**Provided records**.

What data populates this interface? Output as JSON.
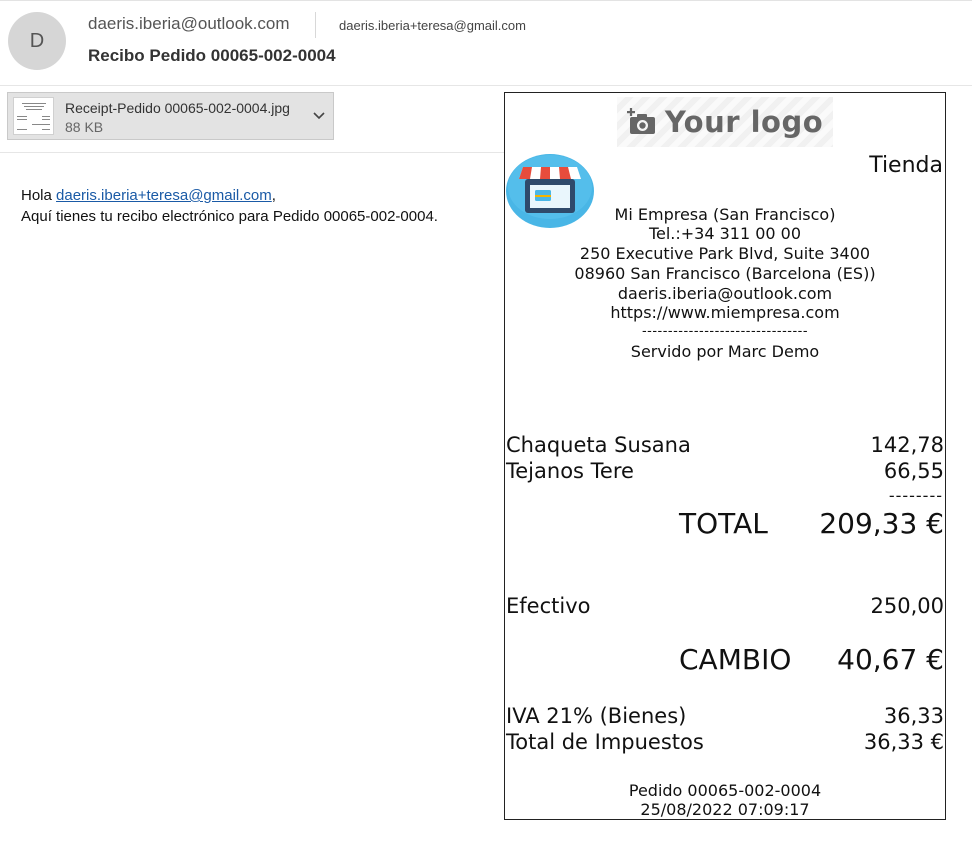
{
  "email": {
    "avatar_letter": "D",
    "sender": "daeris.iberia@outlook.com",
    "recipient": "daeris.iberia+teresa@gmail.com",
    "subject": "Recibo Pedido 00065-002-0004",
    "attachment": {
      "name": "Receipt-Pedido 00065-002-0004.jpg",
      "size": "88 KB"
    },
    "body": {
      "greeting": "Hola",
      "link": "daeris.iberia+teresa@gmail.com",
      "comma": ",",
      "line2": "Aquí tienes tu recibo electrónico para Pedido 00065-002-0004."
    }
  },
  "receipt": {
    "logo_text": "Your logo",
    "store_label": "Tienda",
    "company": "Mi Empresa (San Francisco)",
    "phone": "Tel.:+34 311 00 00",
    "address1": "250 Executive Park Blvd, Suite 3400",
    "address2": "08960 San Francisco (Barcelona (ES))",
    "email": "daeris.iberia@outlook.com",
    "website": "https://www.miempresa.com",
    "separator": "--------------------------------",
    "served_by": "Servido por Marc Demo",
    "lines": [
      {
        "name": "Chaqueta Susana",
        "amount": "142,78"
      },
      {
        "name": "Tejanos Tere",
        "amount": "66,55"
      }
    ],
    "dash_line": "--------",
    "total_label": "TOTAL",
    "total_value": "209,33 €",
    "payment_label": "Efectivo",
    "payment_value": "250,00",
    "change_label": "CAMBIO",
    "change_value": "40,67 €",
    "tax_label": "IVA 21% (Bienes)",
    "tax_value": "36,33",
    "tax_total_label": "Total de Impuestos",
    "tax_total_value": "36,33 €",
    "order": "Pedido 00065-002-0004",
    "datetime": "25/08/2022 07:09:17"
  },
  "icons": {
    "attachment_menu": "chevron-down-icon",
    "logo": "camera-add-icon",
    "store": "store-icon"
  },
  "colors": {
    "link": "#1a5aa6",
    "avatar_bg": "#d6d6d6",
    "store_icon_bg": "#49b6e6"
  }
}
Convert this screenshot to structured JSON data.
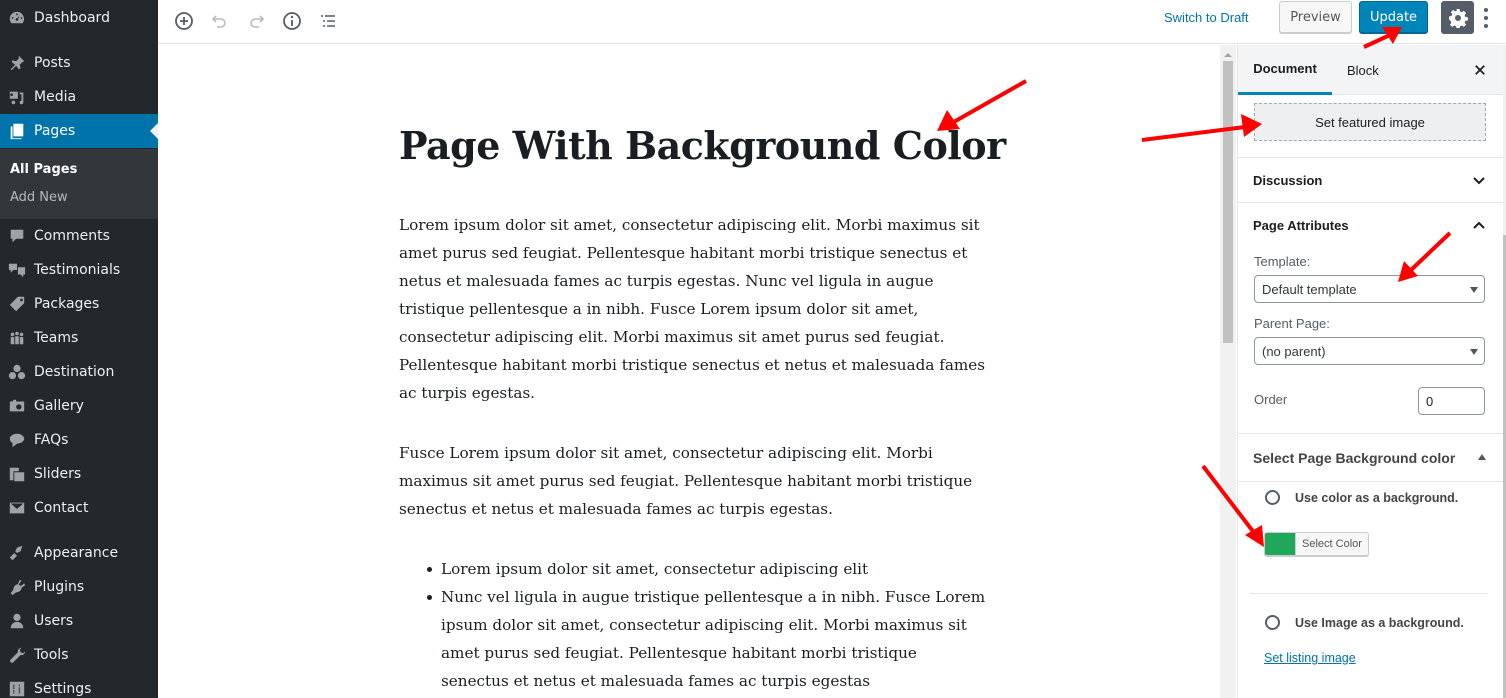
{
  "admin_menu": {
    "items": [
      {
        "label": "Dashboard",
        "icon": "dashboard-icon"
      },
      {
        "label": "Posts",
        "icon": "pin-icon"
      },
      {
        "label": "Media",
        "icon": "media-icon"
      },
      {
        "label": "Pages",
        "icon": "pages-icon",
        "active": true
      },
      {
        "label": "Comments",
        "icon": "comment-icon"
      },
      {
        "label": "Testimonials",
        "icon": "testimonials-icon"
      },
      {
        "label": "Packages",
        "icon": "tag-icon"
      },
      {
        "label": "Teams",
        "icon": "groups-icon"
      },
      {
        "label": "Destination",
        "icon": "location-icon"
      },
      {
        "label": "Gallery",
        "icon": "camera-icon"
      },
      {
        "label": "FAQs",
        "icon": "chat-icon"
      },
      {
        "label": "Sliders",
        "icon": "slides-icon"
      },
      {
        "label": "Contact",
        "icon": "email-icon"
      },
      {
        "label": "Appearance",
        "icon": "brush-icon"
      },
      {
        "label": "Plugins",
        "icon": "plug-icon"
      },
      {
        "label": "Users",
        "icon": "user-icon"
      },
      {
        "label": "Tools",
        "icon": "wrench-icon"
      },
      {
        "label": "Settings",
        "icon": "settings-sliders-icon"
      }
    ],
    "submenu": [
      {
        "label": "All Pages",
        "current": true
      },
      {
        "label": "Add New"
      }
    ]
  },
  "toolbar": {
    "add_block": "add-block-icon",
    "undo": "undo-icon",
    "redo": "redo-icon",
    "info": "info-icon",
    "outline": "outline-icon",
    "switch_to_draft": "Switch to Draft",
    "preview": "Preview",
    "update": "Update"
  },
  "editor": {
    "title": "Page With Background Color",
    "paragraphs": [
      "Lorem ipsum dolor sit amet, consectetur adipiscing elit. Morbi maximus sit amet purus sed feugiat. Pellentesque habitant morbi tristique senectus et netus et malesuada fames ac turpis egestas. Nunc vel ligula in augue tristique pellentesque a in nibh. Fusce Lorem ipsum dolor sit amet, consectetur adipiscing elit. Morbi maximus sit amet purus sed feugiat. Pellentesque habitant morbi tristique senectus et netus et malesuada fames ac turpis egestas.",
      "Fusce Lorem ipsum dolor sit amet, consectetur adipiscing elit. Morbi maximus sit amet purus sed feugiat. Pellentesque habitant morbi tristique senectus et netus et malesuada fames ac turpis egestas."
    ],
    "list": [
      "Lorem ipsum dolor sit amet, consectetur adipiscing elit",
      "Nunc vel ligula in augue tristique pellentesque a in nibh. Fusce Lorem ipsum dolor sit amet, consectetur adipiscing elit. Morbi maximus sit amet purus sed feugiat. Pellentesque habitant morbi tristique senectus et netus et malesuada fames ac turpis egestas"
    ]
  },
  "settings": {
    "tabs": {
      "document": "Document",
      "block": "Block"
    },
    "featured_image_button": "Set featured image",
    "discussion": "Discussion",
    "page_attributes": {
      "heading": "Page Attributes",
      "template_label": "Template:",
      "template_value": "Default template",
      "parent_label": "Parent Page:",
      "parent_value": "(no parent)",
      "order_label": "Order",
      "order_value": "0"
    },
    "background": {
      "heading": "Select Page Background color",
      "use_color_label": "Use color as a background.",
      "select_color_label": "Select Color",
      "selected_color": "#1fa75a",
      "use_image_label": "Use Image as a background.",
      "listing_image_link": "Set listing image"
    }
  },
  "colors": {
    "accent": "#0085ba",
    "admin_bg": "#23282d",
    "annotation": "#ff0000"
  }
}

**What this task involves**. Make an exact copy of the data, leaving its pictures out.

**Expected answer**.
What data populates this interface? Output as JSON.
{
  "email": {
    "avatar_letter": "D",
    "sender": "daeris.iberia@outlook.com",
    "recipient": "daeris.iberia+teresa@gmail.com",
    "subject": "Recibo Pedido 00065-002-0004",
    "attachment": {
      "name": "Receipt-Pedido 00065-002-0004.jpg",
      "size": "88 KB"
    },
    "body": {
      "greeting": "Hola",
      "link": "daeris.iberia+teresa@gmail.com",
      "comma": ",",
      "line2": "Aquí tienes tu recibo electrónico para Pedido 00065-002-0004."
    }
  },
  "receipt": {
    "logo_text": "Your logo",
    "store_label": "Tienda",
    "company": "Mi Empresa (San Francisco)",
    "phone": "Tel.:+34 311 00 00",
    "address1": "250 Executive Park Blvd, Suite 3400",
    "address2": "08960 San Francisco (Barcelona (ES))",
    "email": "daeris.iberia@outlook.com",
    "website": "https://www.miempresa.com",
    "separator": "--------------------------------",
    "served_by": "Servido por Marc Demo",
    "lines": [
      {
        "name": "Chaqueta Susana",
        "amount": "142,78"
      },
      {
        "name": "Tejanos Tere",
        "amount": "66,55"
      }
    ],
    "dash_line": "--------",
    "total_label": "TOTAL",
    "total_value": "209,33 €",
    "payment_label": "Efectivo",
    "payment_value": "250,00",
    "change_label": "CAMBIO",
    "change_value": "40,67 €",
    "tax_label": "IVA 21% (Bienes)",
    "tax_value": "36,33",
    "tax_total_label": "Total de Impuestos",
    "tax_total_value": "36,33 €",
    "order": "Pedido 00065-002-0004",
    "datetime": "25/08/2022 07:09:17"
  },
  "icons": {
    "attachment_menu": "chevron-down-icon",
    "logo": "camera-add-icon",
    "store": "store-icon"
  },
  "colors": {
    "link": "#1a5aa6",
    "avatar_bg": "#d6d6d6",
    "store_icon_bg": "#49b6e6"
  }
}
Convert this screenshot to structured JSON data.
{
  "admin_menu": {
    "items": [
      {
        "label": "Dashboard",
        "icon": "dashboard-icon"
      },
      {
        "label": "Posts",
        "icon": "pin-icon"
      },
      {
        "label": "Media",
        "icon": "media-icon"
      },
      {
        "label": "Pages",
        "icon": "pages-icon",
        "active": true
      },
      {
        "label": "Comments",
        "icon": "comment-icon"
      },
      {
        "label": "Testimonials",
        "icon": "testimonials-icon"
      },
      {
        "label": "Packages",
        "icon": "tag-icon"
      },
      {
        "label": "Teams",
        "icon": "groups-icon"
      },
      {
        "label": "Destination",
        "icon": "location-icon"
      },
      {
        "label": "Gallery",
        "icon": "camera-icon"
      },
      {
        "label": "FAQs",
        "icon": "chat-icon"
      },
      {
        "label": "Sliders",
        "icon": "slides-icon"
      },
      {
        "label": "Contact",
        "icon": "email-icon"
      },
      {
        "label": "Appearance",
        "icon": "brush-icon"
      },
      {
        "label": "Plugins",
        "icon": "plug-icon"
      },
      {
        "label": "Users",
        "icon": "user-icon"
      },
      {
        "label": "Tools",
        "icon": "wrench-icon"
      },
      {
        "label": "Settings",
        "icon": "settings-sliders-icon"
      }
    ],
    "submenu": [
      {
        "label": "All Pages",
        "current": true
      },
      {
        "label": "Add New"
      }
    ]
  },
  "toolbar": {
    "add_block": "add-block-icon",
    "undo": "undo-icon",
    "redo": "redo-icon",
    "info": "info-icon",
    "outline": "outline-icon",
    "switch_to_draft": "Switch to Draft",
    "preview": "Preview",
    "update": "Update"
  },
  "editor": {
    "title": "Page With Background Color",
    "paragraphs": [
      "Lorem ipsum dolor sit amet, consectetur adipiscing elit. Morbi maximus sit amet purus sed feugiat. Pellentesque habitant morbi tristique senectus et netus et malesuada fames ac turpis egestas. Nunc vel ligula in augue tristique pellentesque a in nibh. Fusce Lorem ipsum dolor sit amet, consectetur adipiscing elit. Morbi maximus sit amet purus sed feugiat. Pellentesque habitant morbi tristique senectus et netus et malesuada fames ac turpis egestas.",
      "Fusce Lorem ipsum dolor sit amet, consectetur adipiscing elit. Morbi maximus sit amet purus sed feugiat. Pellentesque habitant morbi tristique senectus et netus et malesuada fames ac turpis egestas."
    ],
    "list": [
      "Lorem ipsum dolor sit amet, consectetur adipiscing elit",
      "Nunc vel ligula in augue tristique pellentesque a in nibh. Fusce Lorem ipsum dolor sit amet, consectetur adipiscing elit. Morbi maximus sit amet purus sed feugiat. Pellentesque habitant morbi tristique senectus et netus et malesuada fames ac turpis egestas"
    ]
  },
  "settings": {
    "tabs": {
      "document": "Document",
      "block": "Block"
    },
    "featured_image_button": "Set featured image",
    "discussion": "Discussion",
    "page_attributes": {
      "heading": "Page Attributes",
      "template_label": "Template:",
      "template_value": "Default template",
      "parent_label": "Parent Page:",
      "parent_value": "(no parent)",
      "order_label": "Order",
      "order_value": "0"
    },
    "background": {
      "heading": "Select Page Background color",
      "use_color_label": "Use color as a background.",
      "select_color_label": "Select Color",
      "selected_color": "#1fa75a",
      "use_image_label": "Use Image as a background.",
      "listing_image_link": "Set listing image"
    }
  },
  "colors": {
    "accent": "#0085ba",
    "admin_bg": "#23282d",
    "annotation": "#ff0000"
  }
}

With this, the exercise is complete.